Layout dataset entries:
* * * *

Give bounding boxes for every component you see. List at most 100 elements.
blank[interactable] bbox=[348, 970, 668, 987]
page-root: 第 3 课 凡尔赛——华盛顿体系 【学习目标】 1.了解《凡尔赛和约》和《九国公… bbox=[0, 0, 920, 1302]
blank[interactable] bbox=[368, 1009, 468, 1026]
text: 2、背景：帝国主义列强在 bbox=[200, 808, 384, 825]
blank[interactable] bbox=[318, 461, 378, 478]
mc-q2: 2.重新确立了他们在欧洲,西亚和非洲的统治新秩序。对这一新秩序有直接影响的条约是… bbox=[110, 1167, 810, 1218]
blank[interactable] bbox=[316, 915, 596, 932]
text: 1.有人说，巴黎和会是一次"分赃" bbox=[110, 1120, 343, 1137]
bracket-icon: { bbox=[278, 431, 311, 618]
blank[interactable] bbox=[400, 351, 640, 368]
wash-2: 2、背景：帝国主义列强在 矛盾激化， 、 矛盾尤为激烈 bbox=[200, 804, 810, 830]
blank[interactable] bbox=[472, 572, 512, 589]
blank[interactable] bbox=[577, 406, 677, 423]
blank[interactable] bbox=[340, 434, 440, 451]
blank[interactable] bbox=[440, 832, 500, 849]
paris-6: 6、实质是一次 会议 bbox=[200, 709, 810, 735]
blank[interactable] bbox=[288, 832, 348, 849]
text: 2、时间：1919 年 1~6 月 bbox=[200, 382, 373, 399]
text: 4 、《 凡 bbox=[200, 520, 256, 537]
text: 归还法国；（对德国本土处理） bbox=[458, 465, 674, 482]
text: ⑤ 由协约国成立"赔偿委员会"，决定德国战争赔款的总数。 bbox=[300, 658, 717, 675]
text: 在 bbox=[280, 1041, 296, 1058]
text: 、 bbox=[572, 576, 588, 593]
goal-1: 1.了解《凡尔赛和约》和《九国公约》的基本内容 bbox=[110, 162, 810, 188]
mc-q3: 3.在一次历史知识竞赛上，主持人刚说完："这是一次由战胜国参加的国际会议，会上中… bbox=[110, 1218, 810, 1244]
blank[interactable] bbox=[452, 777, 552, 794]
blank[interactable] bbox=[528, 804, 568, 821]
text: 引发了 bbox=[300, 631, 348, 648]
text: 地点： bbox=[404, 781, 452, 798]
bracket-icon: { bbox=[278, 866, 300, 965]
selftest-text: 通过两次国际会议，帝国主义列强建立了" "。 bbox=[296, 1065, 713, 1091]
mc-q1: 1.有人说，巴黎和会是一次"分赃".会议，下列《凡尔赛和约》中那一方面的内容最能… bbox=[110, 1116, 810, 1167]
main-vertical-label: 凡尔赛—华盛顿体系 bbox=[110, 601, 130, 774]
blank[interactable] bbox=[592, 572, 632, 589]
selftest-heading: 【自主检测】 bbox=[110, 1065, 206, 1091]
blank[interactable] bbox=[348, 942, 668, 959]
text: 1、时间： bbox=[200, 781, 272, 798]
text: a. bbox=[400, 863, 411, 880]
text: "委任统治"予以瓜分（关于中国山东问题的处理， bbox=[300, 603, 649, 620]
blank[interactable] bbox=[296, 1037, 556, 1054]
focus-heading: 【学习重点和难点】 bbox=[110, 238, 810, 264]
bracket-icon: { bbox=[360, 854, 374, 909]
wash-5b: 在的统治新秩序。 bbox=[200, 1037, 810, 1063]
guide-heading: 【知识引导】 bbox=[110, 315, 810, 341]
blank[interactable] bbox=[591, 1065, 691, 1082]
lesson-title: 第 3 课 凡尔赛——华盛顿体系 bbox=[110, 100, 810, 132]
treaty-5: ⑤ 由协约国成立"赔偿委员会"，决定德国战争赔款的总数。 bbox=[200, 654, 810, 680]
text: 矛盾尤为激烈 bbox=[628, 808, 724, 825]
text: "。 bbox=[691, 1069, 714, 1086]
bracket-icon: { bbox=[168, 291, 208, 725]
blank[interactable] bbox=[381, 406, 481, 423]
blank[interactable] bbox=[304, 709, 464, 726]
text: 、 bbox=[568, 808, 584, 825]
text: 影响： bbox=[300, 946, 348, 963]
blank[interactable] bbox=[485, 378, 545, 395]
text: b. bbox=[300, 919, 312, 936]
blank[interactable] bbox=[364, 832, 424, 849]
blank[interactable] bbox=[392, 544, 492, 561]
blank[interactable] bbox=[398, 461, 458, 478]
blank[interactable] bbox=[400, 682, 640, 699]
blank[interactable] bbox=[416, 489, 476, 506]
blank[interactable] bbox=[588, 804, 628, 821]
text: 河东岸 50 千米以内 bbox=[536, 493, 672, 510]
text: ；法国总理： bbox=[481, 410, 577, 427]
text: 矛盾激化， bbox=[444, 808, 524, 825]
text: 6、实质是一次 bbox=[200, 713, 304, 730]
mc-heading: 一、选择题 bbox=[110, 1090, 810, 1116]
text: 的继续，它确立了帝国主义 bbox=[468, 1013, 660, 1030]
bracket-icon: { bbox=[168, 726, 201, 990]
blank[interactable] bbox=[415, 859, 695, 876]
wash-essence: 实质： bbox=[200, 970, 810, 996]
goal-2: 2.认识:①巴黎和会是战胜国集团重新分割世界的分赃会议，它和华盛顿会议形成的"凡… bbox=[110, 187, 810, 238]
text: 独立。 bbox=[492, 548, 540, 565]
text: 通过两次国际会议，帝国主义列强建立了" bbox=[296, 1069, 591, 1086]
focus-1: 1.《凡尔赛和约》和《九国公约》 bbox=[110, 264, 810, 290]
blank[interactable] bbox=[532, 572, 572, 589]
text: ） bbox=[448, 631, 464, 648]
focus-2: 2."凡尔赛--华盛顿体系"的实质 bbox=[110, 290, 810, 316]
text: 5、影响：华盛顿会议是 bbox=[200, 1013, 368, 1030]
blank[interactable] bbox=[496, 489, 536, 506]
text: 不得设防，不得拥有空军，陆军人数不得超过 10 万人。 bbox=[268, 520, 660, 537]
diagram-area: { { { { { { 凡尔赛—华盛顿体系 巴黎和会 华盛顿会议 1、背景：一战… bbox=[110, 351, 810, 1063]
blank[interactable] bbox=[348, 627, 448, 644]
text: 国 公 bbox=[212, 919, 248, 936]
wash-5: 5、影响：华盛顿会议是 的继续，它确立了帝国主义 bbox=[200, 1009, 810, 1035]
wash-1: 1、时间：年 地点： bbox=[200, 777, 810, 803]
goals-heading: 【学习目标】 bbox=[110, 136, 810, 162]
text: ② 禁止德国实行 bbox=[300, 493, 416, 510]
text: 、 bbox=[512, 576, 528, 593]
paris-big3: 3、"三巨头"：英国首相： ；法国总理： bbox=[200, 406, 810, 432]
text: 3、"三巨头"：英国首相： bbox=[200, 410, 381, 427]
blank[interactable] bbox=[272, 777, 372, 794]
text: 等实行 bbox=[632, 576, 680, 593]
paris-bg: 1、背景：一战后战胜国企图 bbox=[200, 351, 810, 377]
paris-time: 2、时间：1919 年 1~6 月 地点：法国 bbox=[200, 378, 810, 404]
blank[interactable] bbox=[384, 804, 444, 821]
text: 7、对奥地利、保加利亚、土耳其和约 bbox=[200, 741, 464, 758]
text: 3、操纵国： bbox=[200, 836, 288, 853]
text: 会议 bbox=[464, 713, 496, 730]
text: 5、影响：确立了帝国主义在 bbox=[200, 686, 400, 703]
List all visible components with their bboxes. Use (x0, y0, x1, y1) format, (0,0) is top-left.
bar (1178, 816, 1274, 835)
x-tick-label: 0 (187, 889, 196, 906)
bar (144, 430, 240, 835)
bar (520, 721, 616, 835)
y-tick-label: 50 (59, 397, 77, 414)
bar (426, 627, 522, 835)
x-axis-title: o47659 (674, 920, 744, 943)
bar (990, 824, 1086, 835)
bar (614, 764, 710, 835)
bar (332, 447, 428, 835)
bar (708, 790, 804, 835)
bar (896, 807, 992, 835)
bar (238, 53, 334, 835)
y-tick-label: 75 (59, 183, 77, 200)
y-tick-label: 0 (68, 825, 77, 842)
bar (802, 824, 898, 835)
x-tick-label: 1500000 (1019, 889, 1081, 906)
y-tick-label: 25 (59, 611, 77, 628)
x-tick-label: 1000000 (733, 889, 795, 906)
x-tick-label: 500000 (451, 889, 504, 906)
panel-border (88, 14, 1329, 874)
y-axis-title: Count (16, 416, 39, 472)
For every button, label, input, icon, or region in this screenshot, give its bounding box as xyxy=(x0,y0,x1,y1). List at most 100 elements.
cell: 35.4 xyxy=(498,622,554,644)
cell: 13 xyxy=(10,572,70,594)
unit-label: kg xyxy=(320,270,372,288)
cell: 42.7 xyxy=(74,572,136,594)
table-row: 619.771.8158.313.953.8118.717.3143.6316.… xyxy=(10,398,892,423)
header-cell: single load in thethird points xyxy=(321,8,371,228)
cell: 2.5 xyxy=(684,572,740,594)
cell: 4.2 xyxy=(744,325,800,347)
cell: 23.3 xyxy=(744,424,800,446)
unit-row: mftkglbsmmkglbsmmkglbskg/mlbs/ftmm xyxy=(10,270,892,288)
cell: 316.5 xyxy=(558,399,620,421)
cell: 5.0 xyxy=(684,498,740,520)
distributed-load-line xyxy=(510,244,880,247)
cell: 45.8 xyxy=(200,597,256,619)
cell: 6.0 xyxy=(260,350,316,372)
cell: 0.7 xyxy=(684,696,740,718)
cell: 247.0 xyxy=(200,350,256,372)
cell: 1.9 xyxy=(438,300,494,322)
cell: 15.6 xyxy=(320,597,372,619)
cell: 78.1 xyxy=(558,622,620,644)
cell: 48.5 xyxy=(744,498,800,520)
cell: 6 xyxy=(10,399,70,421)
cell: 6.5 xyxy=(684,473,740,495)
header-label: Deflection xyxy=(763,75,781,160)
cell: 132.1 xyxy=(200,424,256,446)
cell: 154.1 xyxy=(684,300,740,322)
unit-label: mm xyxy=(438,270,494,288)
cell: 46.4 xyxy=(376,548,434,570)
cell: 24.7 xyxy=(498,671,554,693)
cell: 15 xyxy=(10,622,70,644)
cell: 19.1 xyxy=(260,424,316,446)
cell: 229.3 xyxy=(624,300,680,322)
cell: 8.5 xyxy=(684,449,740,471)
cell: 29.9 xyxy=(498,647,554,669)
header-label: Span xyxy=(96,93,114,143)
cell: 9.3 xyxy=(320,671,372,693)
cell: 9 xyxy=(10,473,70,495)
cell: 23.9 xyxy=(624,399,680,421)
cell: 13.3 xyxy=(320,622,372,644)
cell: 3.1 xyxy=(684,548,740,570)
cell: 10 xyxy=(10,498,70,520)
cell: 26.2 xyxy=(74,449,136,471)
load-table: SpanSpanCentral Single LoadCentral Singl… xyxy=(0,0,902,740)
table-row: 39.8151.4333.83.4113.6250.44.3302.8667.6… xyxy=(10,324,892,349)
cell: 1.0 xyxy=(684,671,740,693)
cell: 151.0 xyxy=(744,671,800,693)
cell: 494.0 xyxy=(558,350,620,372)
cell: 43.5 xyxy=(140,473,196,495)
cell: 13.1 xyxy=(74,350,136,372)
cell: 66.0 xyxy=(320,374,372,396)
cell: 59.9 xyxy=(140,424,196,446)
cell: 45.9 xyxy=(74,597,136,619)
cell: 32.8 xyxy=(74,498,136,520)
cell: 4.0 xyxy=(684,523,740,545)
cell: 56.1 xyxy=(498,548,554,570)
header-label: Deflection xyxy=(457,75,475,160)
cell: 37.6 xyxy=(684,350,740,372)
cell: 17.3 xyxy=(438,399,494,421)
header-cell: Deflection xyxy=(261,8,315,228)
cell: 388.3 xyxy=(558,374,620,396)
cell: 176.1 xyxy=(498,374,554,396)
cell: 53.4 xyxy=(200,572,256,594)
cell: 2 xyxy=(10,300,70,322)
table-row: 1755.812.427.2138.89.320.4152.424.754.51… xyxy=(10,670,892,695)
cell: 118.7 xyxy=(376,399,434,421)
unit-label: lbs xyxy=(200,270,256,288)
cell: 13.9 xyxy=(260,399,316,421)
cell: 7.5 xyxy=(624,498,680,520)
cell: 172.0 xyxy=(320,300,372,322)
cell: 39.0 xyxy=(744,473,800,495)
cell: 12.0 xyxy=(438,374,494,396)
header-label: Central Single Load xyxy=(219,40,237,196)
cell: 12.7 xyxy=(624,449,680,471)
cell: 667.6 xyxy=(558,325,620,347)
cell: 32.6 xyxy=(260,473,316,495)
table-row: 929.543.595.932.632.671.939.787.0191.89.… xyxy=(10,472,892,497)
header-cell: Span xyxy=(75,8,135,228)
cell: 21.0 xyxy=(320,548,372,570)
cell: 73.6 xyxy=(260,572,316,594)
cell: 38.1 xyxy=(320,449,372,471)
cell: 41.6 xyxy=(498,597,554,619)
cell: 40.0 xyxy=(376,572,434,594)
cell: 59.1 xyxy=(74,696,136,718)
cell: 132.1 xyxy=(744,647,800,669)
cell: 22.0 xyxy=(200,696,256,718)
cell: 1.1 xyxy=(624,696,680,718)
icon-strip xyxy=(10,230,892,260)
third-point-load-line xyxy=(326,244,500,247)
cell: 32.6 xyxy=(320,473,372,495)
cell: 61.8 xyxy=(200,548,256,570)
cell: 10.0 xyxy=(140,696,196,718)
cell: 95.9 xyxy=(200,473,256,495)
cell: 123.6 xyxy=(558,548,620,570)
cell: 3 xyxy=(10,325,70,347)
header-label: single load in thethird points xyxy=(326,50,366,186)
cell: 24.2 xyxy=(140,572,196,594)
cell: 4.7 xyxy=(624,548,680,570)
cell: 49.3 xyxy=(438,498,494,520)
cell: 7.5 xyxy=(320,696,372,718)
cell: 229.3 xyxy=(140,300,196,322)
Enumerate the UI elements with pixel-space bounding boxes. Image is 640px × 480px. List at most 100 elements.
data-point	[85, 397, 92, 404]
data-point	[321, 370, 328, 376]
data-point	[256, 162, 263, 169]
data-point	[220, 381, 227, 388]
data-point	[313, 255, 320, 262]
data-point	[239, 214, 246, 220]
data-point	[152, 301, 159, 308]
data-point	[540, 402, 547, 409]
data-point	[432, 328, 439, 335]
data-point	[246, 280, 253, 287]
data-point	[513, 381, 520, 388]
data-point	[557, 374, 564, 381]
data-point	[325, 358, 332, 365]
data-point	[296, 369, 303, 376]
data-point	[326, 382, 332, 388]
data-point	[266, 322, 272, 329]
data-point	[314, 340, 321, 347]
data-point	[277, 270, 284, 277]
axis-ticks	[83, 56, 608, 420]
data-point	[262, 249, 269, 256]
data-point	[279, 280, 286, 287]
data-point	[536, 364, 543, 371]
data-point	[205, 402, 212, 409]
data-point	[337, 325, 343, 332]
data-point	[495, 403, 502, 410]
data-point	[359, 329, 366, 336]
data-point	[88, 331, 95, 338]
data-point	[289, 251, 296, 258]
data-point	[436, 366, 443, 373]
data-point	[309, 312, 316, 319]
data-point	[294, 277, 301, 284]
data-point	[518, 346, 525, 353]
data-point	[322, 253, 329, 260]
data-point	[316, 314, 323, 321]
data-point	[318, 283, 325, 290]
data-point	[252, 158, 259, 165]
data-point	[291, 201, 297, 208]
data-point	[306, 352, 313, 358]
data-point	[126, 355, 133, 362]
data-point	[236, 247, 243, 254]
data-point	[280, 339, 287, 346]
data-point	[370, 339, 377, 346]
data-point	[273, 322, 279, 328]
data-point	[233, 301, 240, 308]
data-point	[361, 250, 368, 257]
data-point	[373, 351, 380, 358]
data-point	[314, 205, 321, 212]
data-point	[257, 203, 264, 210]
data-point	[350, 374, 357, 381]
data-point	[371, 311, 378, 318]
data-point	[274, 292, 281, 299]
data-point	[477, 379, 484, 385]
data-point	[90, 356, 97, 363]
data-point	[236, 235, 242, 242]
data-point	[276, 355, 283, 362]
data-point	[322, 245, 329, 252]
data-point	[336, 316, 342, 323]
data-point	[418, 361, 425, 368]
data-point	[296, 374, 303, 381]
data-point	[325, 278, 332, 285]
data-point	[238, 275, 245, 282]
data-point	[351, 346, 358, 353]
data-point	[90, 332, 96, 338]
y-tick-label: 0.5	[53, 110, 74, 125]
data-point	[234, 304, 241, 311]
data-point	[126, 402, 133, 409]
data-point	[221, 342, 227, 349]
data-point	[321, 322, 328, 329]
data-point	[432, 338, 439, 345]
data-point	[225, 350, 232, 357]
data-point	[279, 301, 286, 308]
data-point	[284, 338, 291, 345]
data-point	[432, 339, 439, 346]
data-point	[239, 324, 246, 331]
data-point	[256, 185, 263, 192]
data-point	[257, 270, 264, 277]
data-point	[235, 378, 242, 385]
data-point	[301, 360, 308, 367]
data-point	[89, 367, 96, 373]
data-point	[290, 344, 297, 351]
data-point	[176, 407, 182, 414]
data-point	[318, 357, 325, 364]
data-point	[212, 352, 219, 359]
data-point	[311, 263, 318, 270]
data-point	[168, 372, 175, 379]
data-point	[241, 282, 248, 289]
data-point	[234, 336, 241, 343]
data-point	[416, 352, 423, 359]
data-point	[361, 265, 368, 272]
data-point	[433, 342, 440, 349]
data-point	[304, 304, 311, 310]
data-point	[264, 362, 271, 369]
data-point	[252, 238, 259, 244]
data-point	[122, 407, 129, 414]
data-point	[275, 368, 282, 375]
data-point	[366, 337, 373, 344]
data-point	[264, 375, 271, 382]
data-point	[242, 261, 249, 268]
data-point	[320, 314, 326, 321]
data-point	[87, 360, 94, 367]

* * * *

* **Work to complete**
Reproduce the material above verbatim, starting from its first line and ending with the line that contains "focus-heading: 【学习重点和难点】 bbox=[110, 238, 810, 264]", including that line.

* **Right answer**
Give bounding boxes for every component you see. List at most 100 elements.
blank[interactable] bbox=[348, 970, 668, 987]
page-root: 第 3 课 凡尔赛——华盛顿体系 【学习目标】 1.了解《凡尔赛和约》和《九国公… bbox=[0, 0, 920, 1302]
blank[interactable] bbox=[368, 1009, 468, 1026]
text: 2、背景：帝国主义列强在 bbox=[200, 808, 384, 825]
blank[interactable] bbox=[318, 461, 378, 478]
mc-q2: 2.重新确立了他们在欧洲,西亚和非洲的统治新秩序。对这一新秩序有直接影响的条约是… bbox=[110, 1167, 810, 1218]
blank[interactable] bbox=[316, 915, 596, 932]
text: 1.有人说，巴黎和会是一次"分赃" bbox=[110, 1120, 343, 1137]
bracket-icon: { bbox=[278, 431, 311, 618]
blank[interactable] bbox=[400, 351, 640, 368]
wash-2: 2、背景：帝国主义列强在 矛盾激化， 、 矛盾尤为激烈 bbox=[200, 804, 810, 830]
blank[interactable] bbox=[472, 572, 512, 589]
blank[interactable] bbox=[577, 406, 677, 423]
blank[interactable] bbox=[340, 434, 440, 451]
blank[interactable] bbox=[440, 832, 500, 849]
paris-6: 6、实质是一次 会议 bbox=[200, 709, 810, 735]
blank[interactable] bbox=[288, 832, 348, 849]
text: 2、时间：1919 年 1~6 月 bbox=[200, 382, 373, 399]
text: 4 、《 凡 bbox=[200, 520, 256, 537]
text: 归还法国；（对德国本土处理） bbox=[458, 465, 674, 482]
text: ⑤ 由协约国成立"赔偿委员会"，决定德国战争赔款的总数。 bbox=[300, 658, 717, 675]
text: 在 bbox=[280, 1041, 296, 1058]
text: 、 bbox=[572, 576, 588, 593]
goal-1: 1.了解《凡尔赛和约》和《九国公约》的基本内容 bbox=[110, 162, 810, 188]
mc-q3: 3.在一次历史知识竞赛上，主持人刚说完："这是一次由战胜国参加的国际会议，会上中… bbox=[110, 1218, 810, 1244]
blank[interactable] bbox=[452, 777, 552, 794]
blank[interactable] bbox=[528, 804, 568, 821]
text: 引发了 bbox=[300, 631, 348, 648]
text: 地点： bbox=[404, 781, 452, 798]
bracket-icon: { bbox=[278, 866, 300, 965]
selftest-text: 通过两次国际会议，帝国主义列强建立了" "。 bbox=[296, 1065, 713, 1091]
mc-q1: 1.有人说，巴黎和会是一次"分赃".会议，下列《凡尔赛和约》中那一方面的内容最能… bbox=[110, 1116, 810, 1167]
main-vertical-label: 凡尔赛—华盛顿体系 bbox=[110, 601, 130, 774]
blank[interactable] bbox=[592, 572, 632, 589]
selftest-heading: 【自主检测】 bbox=[110, 1065, 206, 1091]
blank[interactable] bbox=[348, 942, 668, 959]
text: 1、时间： bbox=[200, 781, 272, 798]
text: a. bbox=[400, 863, 411, 880]
text: "委任统治"予以瓜分（关于中国山东问题的处理， bbox=[300, 603, 649, 620]
blank[interactable] bbox=[296, 1037, 556, 1054]
focus-heading: 【学习重点和难点】 bbox=[110, 238, 810, 264]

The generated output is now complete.